Take the EPA’s “dredge and fill” authority, under the Clean Water Act’s Section 404.  In recent years, EPA has cited its 404 authority to apply to projects after permits have been issued, and even before a mine plan is introduced.

Case in point:  The Spuce Mine in West Virginia.  After a 10 year-long process, the U.S. Army Corps issued their permit for this coal project in early 2007.  Along the way – with EPA oversight – the footprint of the proposed mine was reduced more than 25%, a development that might, in less fraught times, point to the responsiveness of the federal process to expert opinion and community input.

No matter.  Two years later, the EPA rescinded Spruce’s permit.  Since then, the battle over the Spruce Mine has shifted into the U.S. courts, with split decisions rising last week to the Supreme Court, which returned the case to lower courts for adjudication on the merits.  In other words, 17 years after Spruce entered -- and completed -- the federal permitting process, it’s still not clear if the mine can be built.

If EPA’s ex post facto execution of Spruce stands, no mining company can ever be confident that the permits it receives after years of effort and hundreds of millions of expense – will be worth the paper they’re written on.

EPA’s expanding its reach at the front-end of the permitting process as well.  Witness Alaska’s Pebble project, a copper and multi-metal deposit.  For Pebble, EPA created a special process inviting experts to create a hypothetical mine to assess its potential impacts.  Under the EPA’s pressure, the Pebble project lost its major partner, and just this week, a minority investor – both major multi-national mining companies.  If EPA finishes Pebble off, a new precedent will be set, whereby projects must navigate an ad hoc “pre-process” in order to earn the right to apply for mining permits.

[Data excerpts]

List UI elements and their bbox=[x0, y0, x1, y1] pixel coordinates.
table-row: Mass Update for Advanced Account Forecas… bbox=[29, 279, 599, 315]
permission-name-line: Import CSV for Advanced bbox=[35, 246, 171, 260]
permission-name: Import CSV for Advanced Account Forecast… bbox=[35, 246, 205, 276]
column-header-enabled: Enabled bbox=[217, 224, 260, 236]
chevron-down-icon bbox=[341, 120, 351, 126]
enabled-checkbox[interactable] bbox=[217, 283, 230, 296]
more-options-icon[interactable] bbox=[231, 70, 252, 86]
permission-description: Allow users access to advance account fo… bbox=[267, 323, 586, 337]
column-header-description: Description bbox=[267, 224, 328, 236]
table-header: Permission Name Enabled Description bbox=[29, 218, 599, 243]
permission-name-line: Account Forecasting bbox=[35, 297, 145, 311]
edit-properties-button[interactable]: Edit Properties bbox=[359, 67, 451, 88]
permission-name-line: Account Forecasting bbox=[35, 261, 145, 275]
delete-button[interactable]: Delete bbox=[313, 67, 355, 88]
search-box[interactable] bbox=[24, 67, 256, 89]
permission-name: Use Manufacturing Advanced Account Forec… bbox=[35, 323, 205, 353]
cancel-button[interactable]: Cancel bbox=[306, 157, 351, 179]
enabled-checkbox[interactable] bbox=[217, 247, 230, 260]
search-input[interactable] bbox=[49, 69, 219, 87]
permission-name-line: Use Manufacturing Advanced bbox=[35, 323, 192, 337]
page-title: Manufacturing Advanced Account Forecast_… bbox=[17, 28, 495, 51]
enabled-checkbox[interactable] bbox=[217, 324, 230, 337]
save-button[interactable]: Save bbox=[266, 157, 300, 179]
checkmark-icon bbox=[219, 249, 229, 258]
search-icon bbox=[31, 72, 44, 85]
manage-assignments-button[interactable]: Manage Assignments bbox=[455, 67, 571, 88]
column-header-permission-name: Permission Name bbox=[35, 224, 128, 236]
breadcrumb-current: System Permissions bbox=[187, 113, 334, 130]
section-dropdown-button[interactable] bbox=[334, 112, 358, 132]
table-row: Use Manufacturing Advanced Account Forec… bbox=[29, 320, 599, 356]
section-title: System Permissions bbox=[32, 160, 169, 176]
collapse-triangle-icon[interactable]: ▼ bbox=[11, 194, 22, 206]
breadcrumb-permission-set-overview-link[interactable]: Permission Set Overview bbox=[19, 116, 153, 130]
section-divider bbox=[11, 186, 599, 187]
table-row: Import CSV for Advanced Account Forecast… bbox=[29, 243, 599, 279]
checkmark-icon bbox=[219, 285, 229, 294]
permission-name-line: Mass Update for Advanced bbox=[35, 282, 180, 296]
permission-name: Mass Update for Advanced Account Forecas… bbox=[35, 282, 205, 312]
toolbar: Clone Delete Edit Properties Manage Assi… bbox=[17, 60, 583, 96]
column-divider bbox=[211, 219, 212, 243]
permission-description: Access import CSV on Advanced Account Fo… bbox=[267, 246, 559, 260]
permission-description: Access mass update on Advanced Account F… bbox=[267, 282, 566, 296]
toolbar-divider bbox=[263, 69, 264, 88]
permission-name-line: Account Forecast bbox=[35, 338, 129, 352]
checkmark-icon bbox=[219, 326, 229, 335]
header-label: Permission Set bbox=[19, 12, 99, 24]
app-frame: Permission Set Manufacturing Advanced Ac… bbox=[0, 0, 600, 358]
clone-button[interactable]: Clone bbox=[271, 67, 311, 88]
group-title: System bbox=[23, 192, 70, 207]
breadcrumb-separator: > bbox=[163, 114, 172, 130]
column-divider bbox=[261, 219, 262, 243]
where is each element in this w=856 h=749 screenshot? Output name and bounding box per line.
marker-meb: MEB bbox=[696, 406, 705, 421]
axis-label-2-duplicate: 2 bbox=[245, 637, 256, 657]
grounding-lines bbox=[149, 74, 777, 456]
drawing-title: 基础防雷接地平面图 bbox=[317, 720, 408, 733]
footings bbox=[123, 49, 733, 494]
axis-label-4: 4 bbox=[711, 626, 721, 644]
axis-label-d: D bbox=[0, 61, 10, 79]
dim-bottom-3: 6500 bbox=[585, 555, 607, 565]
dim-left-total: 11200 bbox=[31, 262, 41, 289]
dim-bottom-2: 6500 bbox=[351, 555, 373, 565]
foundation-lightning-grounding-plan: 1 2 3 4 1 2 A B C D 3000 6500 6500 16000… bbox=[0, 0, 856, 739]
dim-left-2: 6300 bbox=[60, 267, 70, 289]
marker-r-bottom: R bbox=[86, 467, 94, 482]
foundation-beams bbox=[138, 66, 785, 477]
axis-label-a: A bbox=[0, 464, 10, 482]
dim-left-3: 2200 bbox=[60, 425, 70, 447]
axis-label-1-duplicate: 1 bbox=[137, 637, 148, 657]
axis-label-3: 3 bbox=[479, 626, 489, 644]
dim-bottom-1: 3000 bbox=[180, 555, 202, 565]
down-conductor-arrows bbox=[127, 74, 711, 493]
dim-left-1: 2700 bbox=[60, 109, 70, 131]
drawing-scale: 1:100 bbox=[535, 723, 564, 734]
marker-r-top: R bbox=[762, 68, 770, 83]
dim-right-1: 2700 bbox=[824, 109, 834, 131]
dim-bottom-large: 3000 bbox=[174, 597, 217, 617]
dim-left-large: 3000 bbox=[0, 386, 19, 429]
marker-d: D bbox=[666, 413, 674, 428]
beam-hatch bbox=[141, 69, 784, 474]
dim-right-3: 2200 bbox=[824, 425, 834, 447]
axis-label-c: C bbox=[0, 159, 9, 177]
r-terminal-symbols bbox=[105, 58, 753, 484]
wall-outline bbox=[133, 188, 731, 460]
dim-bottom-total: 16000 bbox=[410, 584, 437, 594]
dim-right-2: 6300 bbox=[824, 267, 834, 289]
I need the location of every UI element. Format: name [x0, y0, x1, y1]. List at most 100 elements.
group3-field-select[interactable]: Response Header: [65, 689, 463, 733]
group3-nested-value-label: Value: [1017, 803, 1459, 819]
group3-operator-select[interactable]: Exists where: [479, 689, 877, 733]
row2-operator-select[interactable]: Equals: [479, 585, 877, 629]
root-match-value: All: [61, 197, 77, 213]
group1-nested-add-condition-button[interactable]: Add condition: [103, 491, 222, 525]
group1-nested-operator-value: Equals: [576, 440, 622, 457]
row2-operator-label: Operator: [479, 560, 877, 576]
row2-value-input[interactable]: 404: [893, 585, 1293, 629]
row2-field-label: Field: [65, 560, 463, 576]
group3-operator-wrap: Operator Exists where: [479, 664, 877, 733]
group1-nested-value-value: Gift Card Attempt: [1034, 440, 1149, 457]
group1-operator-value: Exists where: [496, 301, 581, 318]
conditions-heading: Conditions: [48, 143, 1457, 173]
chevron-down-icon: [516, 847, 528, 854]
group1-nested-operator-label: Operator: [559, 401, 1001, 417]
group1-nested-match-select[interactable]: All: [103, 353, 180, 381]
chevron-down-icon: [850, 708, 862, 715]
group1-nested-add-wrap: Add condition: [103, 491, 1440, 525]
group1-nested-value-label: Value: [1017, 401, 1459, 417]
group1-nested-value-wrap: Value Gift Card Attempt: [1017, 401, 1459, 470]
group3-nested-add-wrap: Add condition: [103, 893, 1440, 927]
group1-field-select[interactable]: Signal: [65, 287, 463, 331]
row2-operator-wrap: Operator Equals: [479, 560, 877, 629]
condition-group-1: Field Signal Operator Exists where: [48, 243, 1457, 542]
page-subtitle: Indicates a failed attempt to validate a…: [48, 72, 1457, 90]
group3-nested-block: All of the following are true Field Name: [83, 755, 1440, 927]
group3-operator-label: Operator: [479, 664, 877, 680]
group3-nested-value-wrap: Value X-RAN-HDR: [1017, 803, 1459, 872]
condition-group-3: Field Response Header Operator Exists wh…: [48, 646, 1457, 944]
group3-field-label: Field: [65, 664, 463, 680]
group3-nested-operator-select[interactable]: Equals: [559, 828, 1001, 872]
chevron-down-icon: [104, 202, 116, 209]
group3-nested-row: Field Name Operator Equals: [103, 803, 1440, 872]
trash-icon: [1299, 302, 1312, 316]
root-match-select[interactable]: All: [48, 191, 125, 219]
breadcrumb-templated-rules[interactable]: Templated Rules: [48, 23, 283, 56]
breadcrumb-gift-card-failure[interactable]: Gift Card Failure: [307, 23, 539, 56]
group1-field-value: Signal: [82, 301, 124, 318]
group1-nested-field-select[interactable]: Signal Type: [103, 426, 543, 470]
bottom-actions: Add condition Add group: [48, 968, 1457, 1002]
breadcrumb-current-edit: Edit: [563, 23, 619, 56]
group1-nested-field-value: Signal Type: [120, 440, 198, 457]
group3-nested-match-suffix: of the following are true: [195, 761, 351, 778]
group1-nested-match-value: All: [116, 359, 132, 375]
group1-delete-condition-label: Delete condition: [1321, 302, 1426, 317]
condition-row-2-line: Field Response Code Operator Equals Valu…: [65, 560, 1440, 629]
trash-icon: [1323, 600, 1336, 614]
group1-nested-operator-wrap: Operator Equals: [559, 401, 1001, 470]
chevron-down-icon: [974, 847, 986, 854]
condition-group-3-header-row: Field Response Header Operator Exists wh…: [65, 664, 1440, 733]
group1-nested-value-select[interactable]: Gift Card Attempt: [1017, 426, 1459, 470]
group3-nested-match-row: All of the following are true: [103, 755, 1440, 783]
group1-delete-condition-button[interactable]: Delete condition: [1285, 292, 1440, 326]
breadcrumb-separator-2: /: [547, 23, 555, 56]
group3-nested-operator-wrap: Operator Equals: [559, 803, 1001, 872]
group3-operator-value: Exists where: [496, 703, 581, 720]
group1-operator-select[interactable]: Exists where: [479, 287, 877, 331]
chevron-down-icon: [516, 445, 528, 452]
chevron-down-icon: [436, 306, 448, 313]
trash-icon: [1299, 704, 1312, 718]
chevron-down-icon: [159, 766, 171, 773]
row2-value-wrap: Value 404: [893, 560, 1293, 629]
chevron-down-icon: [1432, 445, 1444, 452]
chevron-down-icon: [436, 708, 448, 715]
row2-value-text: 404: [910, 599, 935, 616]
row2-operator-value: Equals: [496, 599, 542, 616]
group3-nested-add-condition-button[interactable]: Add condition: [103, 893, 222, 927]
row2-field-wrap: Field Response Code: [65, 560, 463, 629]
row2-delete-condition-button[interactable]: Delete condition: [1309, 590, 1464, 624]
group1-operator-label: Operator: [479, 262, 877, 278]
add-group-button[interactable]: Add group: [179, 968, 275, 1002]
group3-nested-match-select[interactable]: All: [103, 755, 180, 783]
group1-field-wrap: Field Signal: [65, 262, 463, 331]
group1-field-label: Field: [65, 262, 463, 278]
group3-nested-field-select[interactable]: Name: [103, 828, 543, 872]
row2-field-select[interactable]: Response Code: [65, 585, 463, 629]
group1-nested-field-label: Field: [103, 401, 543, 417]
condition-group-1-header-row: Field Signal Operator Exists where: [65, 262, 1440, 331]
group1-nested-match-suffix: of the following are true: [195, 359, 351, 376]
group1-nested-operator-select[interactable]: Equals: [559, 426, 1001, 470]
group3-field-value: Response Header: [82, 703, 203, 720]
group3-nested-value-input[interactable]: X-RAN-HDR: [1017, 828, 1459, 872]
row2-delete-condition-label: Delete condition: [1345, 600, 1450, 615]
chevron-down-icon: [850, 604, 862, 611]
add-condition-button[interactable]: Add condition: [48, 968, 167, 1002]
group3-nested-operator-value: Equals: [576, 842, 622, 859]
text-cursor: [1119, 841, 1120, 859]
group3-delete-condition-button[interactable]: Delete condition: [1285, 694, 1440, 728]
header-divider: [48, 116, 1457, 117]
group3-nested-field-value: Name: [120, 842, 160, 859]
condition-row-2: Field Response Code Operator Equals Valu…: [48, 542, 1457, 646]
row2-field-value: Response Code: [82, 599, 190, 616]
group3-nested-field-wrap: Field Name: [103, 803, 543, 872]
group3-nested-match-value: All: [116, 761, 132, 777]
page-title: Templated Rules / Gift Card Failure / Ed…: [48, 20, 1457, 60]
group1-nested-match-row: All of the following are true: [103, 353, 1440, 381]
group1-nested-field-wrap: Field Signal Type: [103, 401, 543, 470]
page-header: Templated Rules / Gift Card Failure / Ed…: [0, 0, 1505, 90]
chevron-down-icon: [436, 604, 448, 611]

§ **Activities**:
(1) In the text on EPA mining permits, why can't a mining company be confident its permits will be worth anything? Answer in one to three sentences.
(2) Sum up the text on EPA mining permits in two sentences.
(3) From the text on EPA mining permits, write out the part between "Take the EPA’s" and "and community input.", inclusive, substituting "size" for "footprint".

§ **Responses for each task**:
(1) If the EPA's after-the-fact cancellation of the Spruce Mine permit stands, any permit could be taken back after it is issued. That holds even after a company has spent years of effort and hundreds of millions of dollars to get it.

(2) The EPA has applied its Clean Water Act Section 404 authority both after permits are issued and before mine plans are introduced. It rescinded the Spruce Mine's permit two years after the Army Corps granted it, which leaves the mine's future unclear, and it has pressured Alaska's Pebble project through a special process that could set a precedent for an ad hoc "pre-process" before projects can apply for permits.

(3)
Take the EPA’s “dredge and fill” authority, under the Clean Water Act’s Section 404.  In recent years, EPA has cited its 404 authority to apply to projects after permits have been issued, and even before a mine plan is introduced.

Case in point:  The Spuce Mine in West Virginia.  After a 10 year-long process, the U.S. Army Corps issued their permit for this coal project in early 2007.  Along the way – with EPA oversight – the size of the proposed mine was reduced more than 25%, a development that might, in less fraught times, point to the responsiveness of the federal process to expert opinion and community input.